What to do ▸ Write out the whole listing, matching it exactly.

####

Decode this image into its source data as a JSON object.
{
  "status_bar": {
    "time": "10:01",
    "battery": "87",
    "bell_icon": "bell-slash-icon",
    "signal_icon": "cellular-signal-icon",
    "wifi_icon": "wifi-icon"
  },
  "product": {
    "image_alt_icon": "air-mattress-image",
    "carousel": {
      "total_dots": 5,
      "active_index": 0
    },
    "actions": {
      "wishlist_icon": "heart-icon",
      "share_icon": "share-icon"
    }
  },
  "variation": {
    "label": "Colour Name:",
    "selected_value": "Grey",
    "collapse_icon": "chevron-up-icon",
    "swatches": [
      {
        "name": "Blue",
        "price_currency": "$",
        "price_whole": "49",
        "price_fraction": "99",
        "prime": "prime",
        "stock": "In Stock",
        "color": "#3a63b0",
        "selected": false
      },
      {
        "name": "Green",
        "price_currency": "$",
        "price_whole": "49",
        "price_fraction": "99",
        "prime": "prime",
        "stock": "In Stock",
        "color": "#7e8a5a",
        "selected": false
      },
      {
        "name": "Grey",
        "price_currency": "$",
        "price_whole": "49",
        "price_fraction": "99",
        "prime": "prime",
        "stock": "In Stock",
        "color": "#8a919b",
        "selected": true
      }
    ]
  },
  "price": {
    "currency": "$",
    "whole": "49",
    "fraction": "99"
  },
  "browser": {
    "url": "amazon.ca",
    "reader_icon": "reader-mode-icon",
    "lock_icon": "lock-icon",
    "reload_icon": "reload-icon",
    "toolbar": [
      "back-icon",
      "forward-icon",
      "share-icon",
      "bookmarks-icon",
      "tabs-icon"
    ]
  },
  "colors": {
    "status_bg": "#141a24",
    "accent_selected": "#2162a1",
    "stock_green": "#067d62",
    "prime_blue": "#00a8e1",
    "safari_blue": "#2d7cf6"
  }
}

####

Right answer ▸
Decode this image into its source data as a JSON object.
{
  "status_bar": {
    "time": "10:01",
    "battery": "87",
    "bell_icon": "bell-slash-icon",
    "signal_icon": "cellular-signal-icon",
    "wifi_icon": "wifi-icon"
  },
  "product": {
    "image_alt_icon": "air-mattress-image",
    "carousel": {
      "total_dots": 5,
      "active_index": 0
    },
    "actions": {
      "wishlist_icon": "heart-icon",
      "share_icon": "share-icon"
    }
  },
  "variation": {
    "label": "Colour Name:",
    "selected_value": "Grey",
    "collapse_icon": "chevron-up-icon",
    "swatches": [
      {
        "name": "Blue",
        "price_currency": "$",
        "price_whole": "49",
        "price_fraction": "99",
        "prime": "prime",
        "stock": "In Stock",
        "color": "#3a63b0",
        "selected": false
      },
      {
        "name": "Green",
        "price_currency": "$",
        "price_whole": "49",
        "price_fraction": "99",
        "prime": "prime",
        "stock": "In Stock",
        "color": "#7e8a5a",
        "selected": false
      },
      {
        "name": "Grey",
        "price_currency": "$",
        "price_whole": "49",
        "price_fraction": "99",
        "prime": "prime",
        "stock": "In Stock",
        "color": "#8a919b",
        "selected": true
      }
    ]
  },
  "price": {
    "currency": "$",
    "whole": "49",
    "fraction": "99"
  },
  "browser": {
    "url": "amazon.ca",
    "reader_icon": "reader-mode-icon",
    "lock_icon": "lock-icon",
    "reload_icon": "reload-icon",
    "toolbar": [
      "back-icon",
      "forward-icon",
      "share-icon",
      "bookmarks-icon",
      "tabs-icon"
    ]
  },
  "colors": {
    "status_bg": "#141a24",
    "accent_selected": "#2162a1",
    "stock_green": "#067d62",
    "prime_blue": "#00a8e1",
    "safari_blue": "#2d7cf6"
  }
}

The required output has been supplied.